### What the task asks
Narrow the data below down to the lines containing "text".
#####
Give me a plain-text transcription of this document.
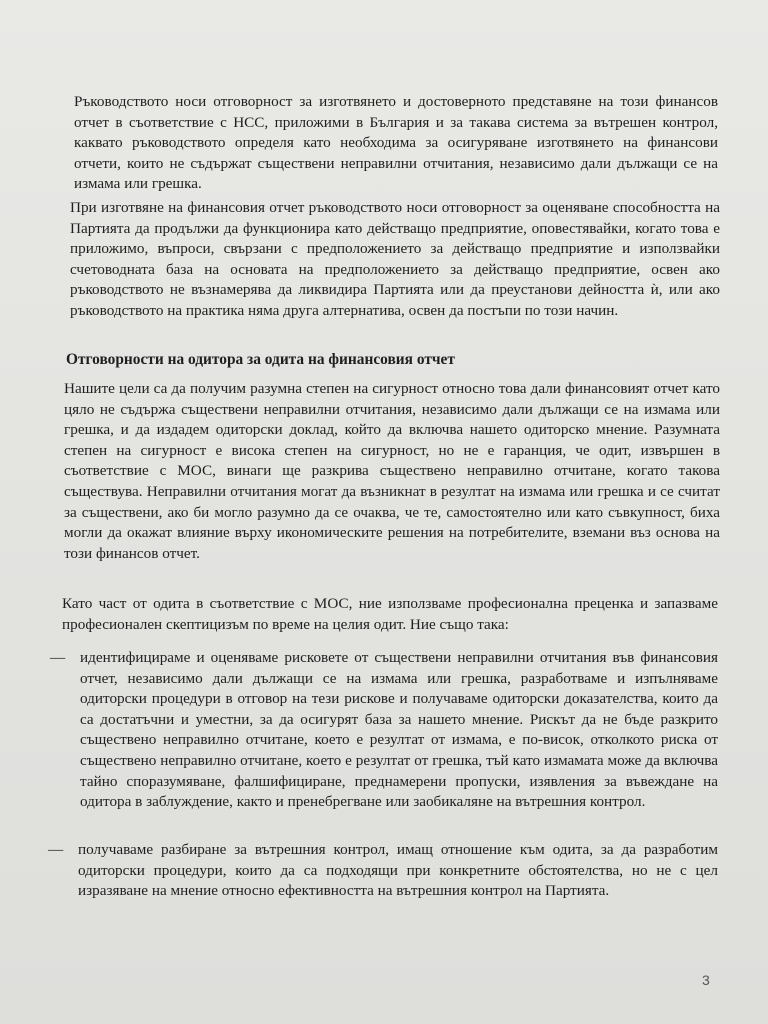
Ръководството носи отговорност за изготвянето и достоверното представяне на този финансов отчет в съответствие с НСС, приложими в България и за такава система за вътрешен контрол, каквато ръководството определя като необходима за осигуряване изготвянето на финансови отчети, които не съдържат съществени неправилни отчитания, независимо дали дължащи се на измама или грешка.

При изготвяне на финансовия отчет ръководството носи отговорност за оценяване способността на Партията да продължи да функционира като действащо предприятие, оповестявайки, когато това е приложимо, въпроси, свързани с предположението за действащо предприятие и използвайки счетоводната база на основата на предположението за действащо предприятие, освен ако ръководството не възнамерява да ликвидира Партията или да преустанови дейността ѝ, или ако ръководството на практика няма друга алтернатива, освен да постъпи по този начин.

Отговорности на одитора за одита на финансовия отчет

Нашите цели са да получим разумна степен на сигурност относно това дали финансовият отчет като цяло не съдържа съществени неправилни отчитания, независимо дали дължащи се на измама или грешка, и да издадем одиторски доклад, който да включва нашето одиторско мнение. Разумната степен на сигурност е висока степен на сигурност, но не е гаранция, че одит, извършен в съответствие с МОС, винаги ще разкрива съществено неправилно отчитане, когато такова съществува. Неправилни отчитания могат да възникнат в резултат на измама или грешка и се считат за съществени, ако би могло разумно да се очаква, че те, самостоятелно или като съвкупност, биха могли да окажат влияние върху икономическите решения на потребителите, вземани въз основа на този финансов отчет.

Като част от одита в съответствие с МОС, ние използваме професионална преценка и запазваме професионален скептицизъм по време на целия одит. Ние също така:

— идентифицираме и оценяваме рисковете от съществени неправилни отчитания във финансовия отчет, независимо дали дължащи се на измама или грешка, разработваме и изпълняваме одиторски процедури в отговор на тези рискове и получаваме одиторски доказателства, които да са достатъчни и уместни, за да осигурят база за нашето мнение. Рискът да не бъде разкрито съществено неправилно отчитане, което е резултат от измама, е по-висок, отколкото риска от съществено неправилно отчитане, което е резултат от грешка, тъй като измамата може да включва тайно споразумяване, фалшифициране, преднамерени пропуски, изявления за въвеждане на одитора в заблуждение, както и пренебрегване или заобикаляне на вътрешния контрол.
— получаваме разбиране за вътрешния контрол, имащ отношение към одита, за да разработим одиторски процедури, които да са подходящи при конкретните обстоятелства, но не с цел изразяване на мнение относно ефективността на вътрешния контрол на Партията.
3
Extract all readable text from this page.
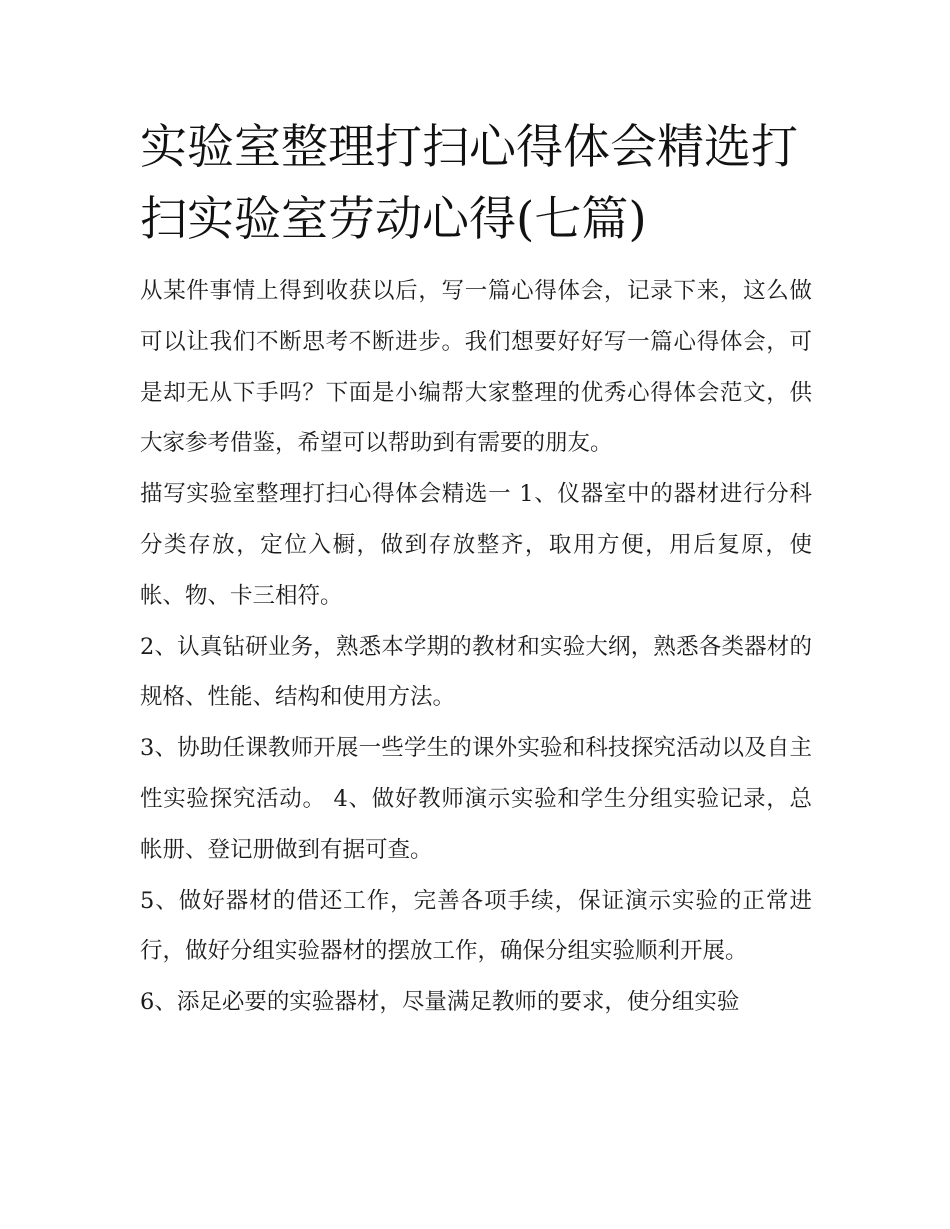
实验室整理打扫心得体会精选打扫实验室劳动心得(七篇)

从某件事情上得到收获以后，写一篇心得体会，记录下来，这么做可以让我们不断思考不断进步。我们想要好好写一篇心得体会，可是却无从下手吗？下面是小编帮大家整理的优秀心得体会范文，供大家参考借鉴，希望可以帮助到有需要的朋友。

描写实验室整理打扫心得体会精选一 1、仪器室中的器材进行分科分类存放，定位入橱，做到存放整齐，取用方便，用后复原，使帐、物、卡三相符。

2、认真钻研业务，熟悉本学期的教材和实验大纲，熟悉各类器材的规格、性能、结构和使用方法。

3、协助任课教师开展一些学生的课外实验和科技探究活动以及自主性实验探究活动。 4、做好教师演示实验和学生分组实验记录，总帐册、登记册做到有据可查。

5、做好器材的借还工作，完善各项手续，保证演示实验的正常进行，做好分组实验器材的摆放工作，确保分组实验顺利开展。

6、添足必要的实验器材，尽量满足教师的要求，使分组实验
#####
### Final answer
Give me a plain-text transcription of this document.
Extract all readable text from this page.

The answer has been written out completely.